OBJECTIVE: In the entries that follow, how many lines contain "this"? Answer with the number only.

RECORDS SUPPLIED:
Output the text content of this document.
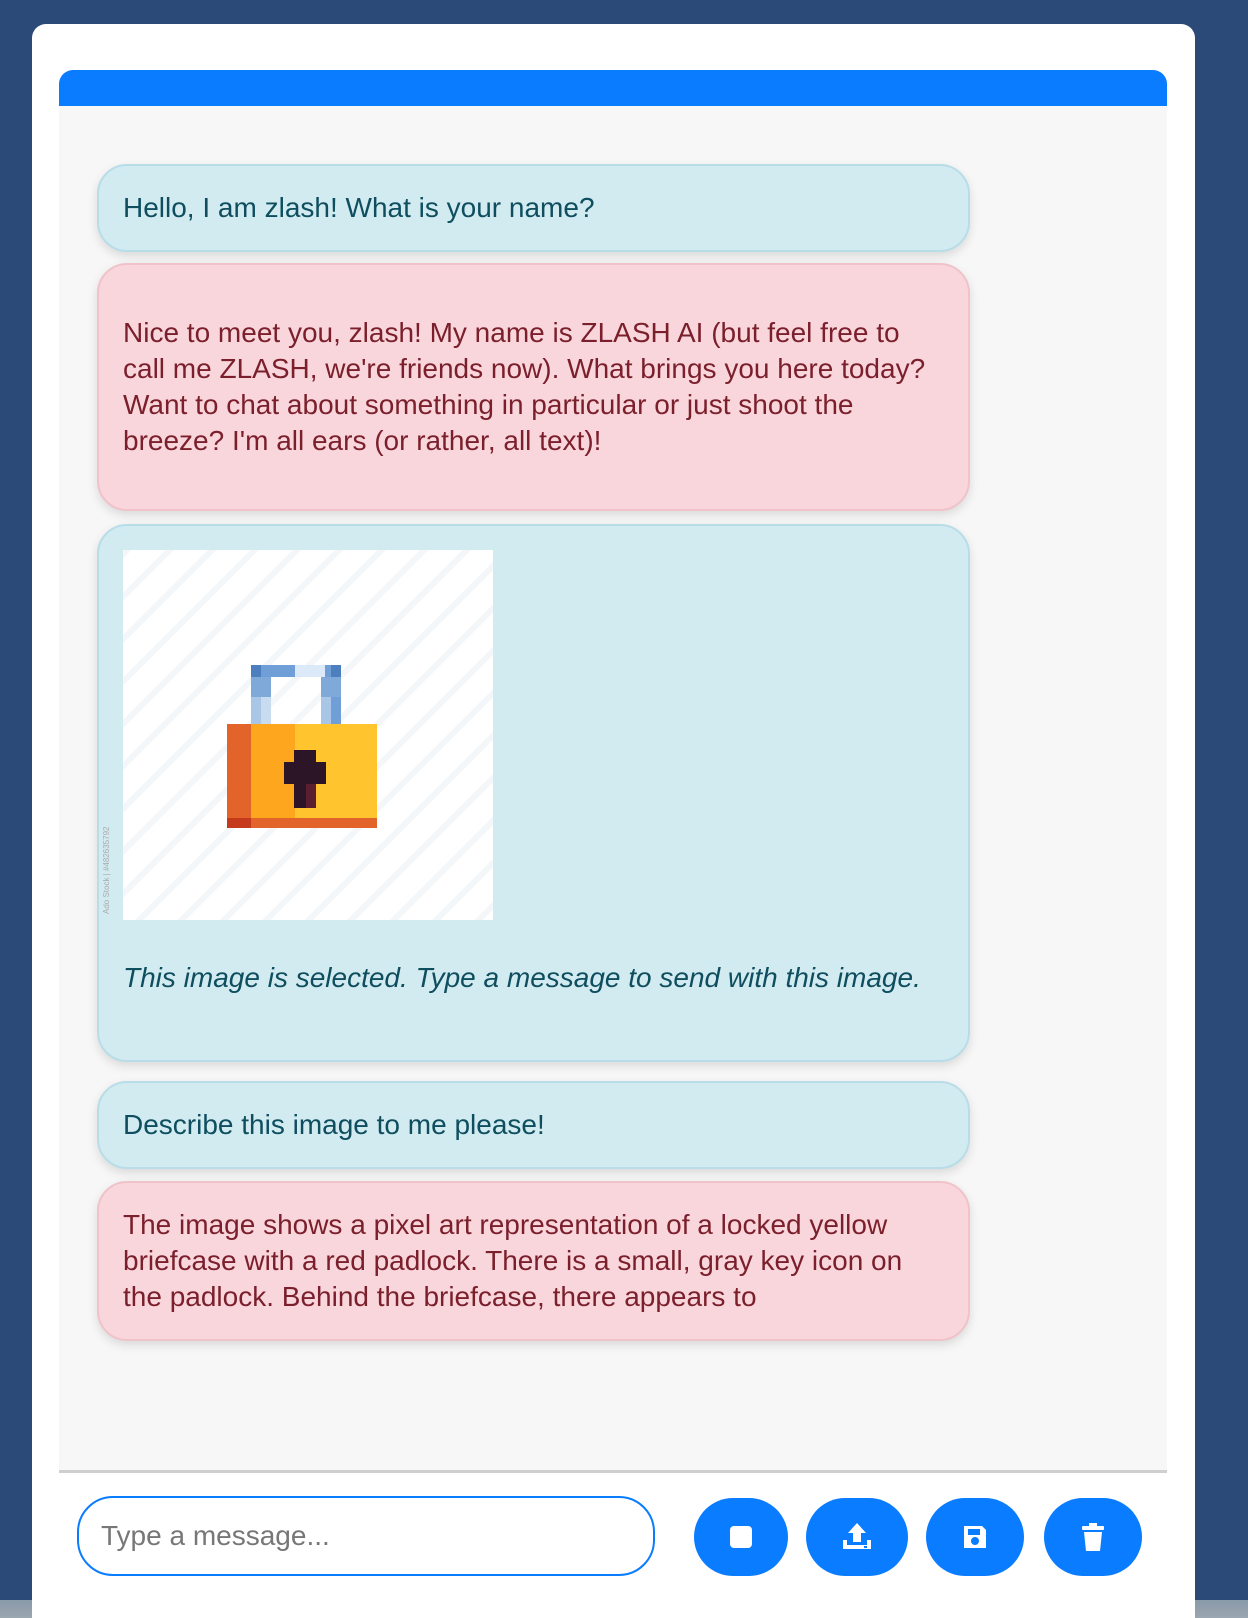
Hello, I am zlash! What is your name?
Nice to meet you, zlash! My name is ZLASH AI (but feel free to call me ZLASH, we're friends now). What brings you here today? Want to chat about something in particular or just shoot the breeze? I'm all ears (or rather, all text)!
Ado Stock | #482635792
This image is selected. Type a message to send with this image.
Describe this image to me please!
The image shows a pixel art representation of a locked yellow briefcase with a red padlock. There is a small, gray key icon on the padlock. Behind the briefcase, there appears to
Type a message...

EXERCISE OUTPUT: 3